DATA PROVIDED =>
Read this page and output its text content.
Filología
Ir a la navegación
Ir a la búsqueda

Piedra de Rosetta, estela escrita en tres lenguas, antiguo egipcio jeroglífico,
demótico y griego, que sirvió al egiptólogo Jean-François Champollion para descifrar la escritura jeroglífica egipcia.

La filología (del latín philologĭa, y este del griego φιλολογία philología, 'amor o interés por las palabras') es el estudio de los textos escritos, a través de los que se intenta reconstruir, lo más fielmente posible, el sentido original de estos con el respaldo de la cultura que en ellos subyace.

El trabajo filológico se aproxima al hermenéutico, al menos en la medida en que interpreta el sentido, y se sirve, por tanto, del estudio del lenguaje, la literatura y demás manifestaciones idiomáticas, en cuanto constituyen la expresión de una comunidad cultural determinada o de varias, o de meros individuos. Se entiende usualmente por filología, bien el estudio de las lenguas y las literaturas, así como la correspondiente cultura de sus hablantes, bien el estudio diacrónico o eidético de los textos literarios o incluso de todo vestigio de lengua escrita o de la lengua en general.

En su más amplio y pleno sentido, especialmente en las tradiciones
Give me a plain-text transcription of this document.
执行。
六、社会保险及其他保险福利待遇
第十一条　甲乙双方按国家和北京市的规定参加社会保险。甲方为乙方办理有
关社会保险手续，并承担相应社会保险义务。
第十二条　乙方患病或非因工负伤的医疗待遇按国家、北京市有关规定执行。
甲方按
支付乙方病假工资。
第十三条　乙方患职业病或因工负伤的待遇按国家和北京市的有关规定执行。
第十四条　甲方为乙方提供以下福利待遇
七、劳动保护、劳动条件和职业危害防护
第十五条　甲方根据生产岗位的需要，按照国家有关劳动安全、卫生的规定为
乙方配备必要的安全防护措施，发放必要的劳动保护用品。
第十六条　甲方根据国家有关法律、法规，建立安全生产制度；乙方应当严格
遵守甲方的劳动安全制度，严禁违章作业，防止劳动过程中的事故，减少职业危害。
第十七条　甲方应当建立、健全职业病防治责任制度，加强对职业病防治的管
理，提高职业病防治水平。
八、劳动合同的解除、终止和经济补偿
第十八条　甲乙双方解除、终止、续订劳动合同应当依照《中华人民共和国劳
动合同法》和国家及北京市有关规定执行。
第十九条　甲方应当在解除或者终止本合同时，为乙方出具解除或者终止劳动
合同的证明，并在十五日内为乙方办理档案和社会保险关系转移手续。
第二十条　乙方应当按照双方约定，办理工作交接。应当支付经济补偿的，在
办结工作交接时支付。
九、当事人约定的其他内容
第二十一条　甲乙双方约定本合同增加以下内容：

WRITTEN TASK => Go through the entries and repeat each one exactly.

EXPECTED ANSWER =>
Read this page and output its text content.
Filología
Ir a la navegación
Ir a la búsqueda

Piedra de Rosetta, estela escrita en tres lenguas, antiguo egipcio jeroglífico,
demótico y griego, que sirvió al egiptólogo Jean-François Champollion para descifrar la escritura jeroglífica egipcia.

La filología (del latín philologĭa, y este del griego φιλολογία philología, 'amor o interés por las palabras') es el estudio de los textos escritos, a través de los que se intenta reconstruir, lo más fielmente posible, el sentido original de estos con el respaldo de la cultura que en ellos subyace.

El trabajo filológico se aproxima al hermenéutico, al menos en la medida en que interpreta el sentido, y se sirve, por tanto, del estudio del lenguaje, la literatura y demás manifestaciones idiomáticas, en cuanto constituyen la expresión de una comunidad cultural determinada o de varias, o de meros individuos. Se entiende usualmente por filología, bien el estudio de las lenguas y las literaturas, así como la correspondiente cultura de sus hablantes, bien el estudio diacrónico o eidético de los textos literarios o incluso de todo vestigio de lengua escrita o de la lengua en general.

En su más amplio y pleno sentido, especialmente en las tradiciones
Give me a plain-text transcription of this document.
执行。
六、社会保险及其他保险福利待遇
第十一条　甲乙双方按国家和北京市的规定参加社会保险。甲方为乙方办理有
关社会保险手续，并承担相应社会保险义务。
第十二条　乙方患病或非因工负伤的医疗待遇按国家、北京市有关规定执行。
甲方按
支付乙方病假工资。
第十三条　乙方患职业病或因工负伤的待遇按国家和北京市的有关规定执行。
第十四条　甲方为乙方提供以下福利待遇
七、劳动保护、劳动条件和职业危害防护
第十五条　甲方根据生产岗位的需要，按照国家有关劳动安全、卫生的规定为
乙方配备必要的安全防护措施，发放必要的劳动保护用品。
第十六条　甲方根据国家有关法律、法规，建立安全生产制度；乙方应当严格
遵守甲方的劳动安全制度，严禁违章作业，防止劳动过程中的事故，减少职业危害。
第十七条　甲方应当建立、健全职业病防治责任制度，加强对职业病防治的管
理，提高职业病防治水平。
八、劳动合同的解除、终止和经济补偿
第十八条　甲乙双方解除、终止、续订劳动合同应当依照《中华人民共和国劳
动合同法》和国家及北京市有关规定执行。
第十九条　甲方应当在解除或者终止本合同时，为乙方出具解除或者终止劳动
合同的证明，并在十五日内为乙方办理档案和社会保险关系转移手续。
第二十条　乙方应当按照双方约定，办理工作交接。应当支付经济补偿的，在
办结工作交接时支付。
九、当事人约定的其他内容
第二十一条　甲乙双方约定本合同增加以下内容：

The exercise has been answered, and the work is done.